# Required work:
Go through the records below line by line. Count the lines with "ylabel" and give the count alone.

# Records to process:
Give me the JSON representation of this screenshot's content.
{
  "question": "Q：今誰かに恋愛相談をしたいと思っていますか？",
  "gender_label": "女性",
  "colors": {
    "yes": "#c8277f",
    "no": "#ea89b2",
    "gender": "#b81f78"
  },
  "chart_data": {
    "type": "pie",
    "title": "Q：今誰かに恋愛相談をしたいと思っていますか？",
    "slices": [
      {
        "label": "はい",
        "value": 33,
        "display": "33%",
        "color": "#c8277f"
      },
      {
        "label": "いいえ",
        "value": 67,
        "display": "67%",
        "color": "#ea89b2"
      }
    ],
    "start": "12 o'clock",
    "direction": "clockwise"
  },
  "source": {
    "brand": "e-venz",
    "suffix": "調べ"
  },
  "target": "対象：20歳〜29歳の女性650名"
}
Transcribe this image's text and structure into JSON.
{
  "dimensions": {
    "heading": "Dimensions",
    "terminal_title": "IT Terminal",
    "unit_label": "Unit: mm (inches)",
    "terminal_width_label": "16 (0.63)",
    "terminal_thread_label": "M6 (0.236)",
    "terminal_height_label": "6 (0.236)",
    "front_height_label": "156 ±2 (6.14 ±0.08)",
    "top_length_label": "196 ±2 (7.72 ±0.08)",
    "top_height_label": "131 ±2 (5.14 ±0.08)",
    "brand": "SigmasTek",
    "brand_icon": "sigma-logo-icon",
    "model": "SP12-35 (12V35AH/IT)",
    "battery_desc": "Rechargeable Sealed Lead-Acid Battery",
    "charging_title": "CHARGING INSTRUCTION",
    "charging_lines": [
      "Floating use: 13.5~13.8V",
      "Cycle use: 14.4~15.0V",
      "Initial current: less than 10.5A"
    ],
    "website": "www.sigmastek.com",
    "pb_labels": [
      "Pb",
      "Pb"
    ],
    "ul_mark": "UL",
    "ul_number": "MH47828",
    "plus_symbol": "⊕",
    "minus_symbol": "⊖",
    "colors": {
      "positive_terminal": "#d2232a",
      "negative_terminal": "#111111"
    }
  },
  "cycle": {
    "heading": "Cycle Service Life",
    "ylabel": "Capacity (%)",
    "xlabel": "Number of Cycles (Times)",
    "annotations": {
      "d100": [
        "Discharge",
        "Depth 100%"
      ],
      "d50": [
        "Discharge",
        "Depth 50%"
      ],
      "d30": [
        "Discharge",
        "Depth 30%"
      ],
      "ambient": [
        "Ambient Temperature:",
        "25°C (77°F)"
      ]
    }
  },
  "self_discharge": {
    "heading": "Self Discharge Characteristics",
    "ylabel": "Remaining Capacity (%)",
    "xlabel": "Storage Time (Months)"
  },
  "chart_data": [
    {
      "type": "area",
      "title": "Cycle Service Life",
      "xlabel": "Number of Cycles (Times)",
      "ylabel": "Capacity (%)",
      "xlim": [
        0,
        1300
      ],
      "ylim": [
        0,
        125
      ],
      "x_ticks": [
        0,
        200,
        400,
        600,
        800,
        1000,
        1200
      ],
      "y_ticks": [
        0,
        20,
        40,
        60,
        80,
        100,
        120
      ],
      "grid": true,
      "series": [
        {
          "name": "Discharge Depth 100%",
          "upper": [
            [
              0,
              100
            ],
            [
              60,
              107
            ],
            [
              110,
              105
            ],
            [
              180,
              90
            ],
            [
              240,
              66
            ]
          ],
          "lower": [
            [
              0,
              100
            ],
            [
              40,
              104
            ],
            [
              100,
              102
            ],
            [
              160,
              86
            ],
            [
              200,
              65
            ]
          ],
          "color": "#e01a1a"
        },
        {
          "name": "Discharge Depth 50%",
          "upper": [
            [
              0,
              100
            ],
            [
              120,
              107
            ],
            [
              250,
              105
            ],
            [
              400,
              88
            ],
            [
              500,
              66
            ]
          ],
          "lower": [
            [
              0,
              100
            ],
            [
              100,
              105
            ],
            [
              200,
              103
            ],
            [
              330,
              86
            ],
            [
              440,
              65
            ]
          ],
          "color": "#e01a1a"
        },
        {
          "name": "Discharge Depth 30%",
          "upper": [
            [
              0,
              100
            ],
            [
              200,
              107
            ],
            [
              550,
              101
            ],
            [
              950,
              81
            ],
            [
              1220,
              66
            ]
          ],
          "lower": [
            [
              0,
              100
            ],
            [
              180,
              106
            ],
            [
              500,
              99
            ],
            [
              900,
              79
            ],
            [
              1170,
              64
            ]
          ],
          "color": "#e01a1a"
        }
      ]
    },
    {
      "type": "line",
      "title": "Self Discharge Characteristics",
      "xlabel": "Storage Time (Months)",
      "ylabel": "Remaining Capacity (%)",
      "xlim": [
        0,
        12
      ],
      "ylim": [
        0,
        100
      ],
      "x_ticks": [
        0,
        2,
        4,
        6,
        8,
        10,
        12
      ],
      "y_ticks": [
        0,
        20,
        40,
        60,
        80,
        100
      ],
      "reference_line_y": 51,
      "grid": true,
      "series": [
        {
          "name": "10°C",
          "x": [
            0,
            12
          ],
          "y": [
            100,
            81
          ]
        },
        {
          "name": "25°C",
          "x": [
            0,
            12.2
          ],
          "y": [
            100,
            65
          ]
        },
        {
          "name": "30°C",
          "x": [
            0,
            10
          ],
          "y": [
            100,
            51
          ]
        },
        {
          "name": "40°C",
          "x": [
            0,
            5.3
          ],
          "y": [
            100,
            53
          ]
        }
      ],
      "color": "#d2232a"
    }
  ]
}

# Answer to the exercise:
4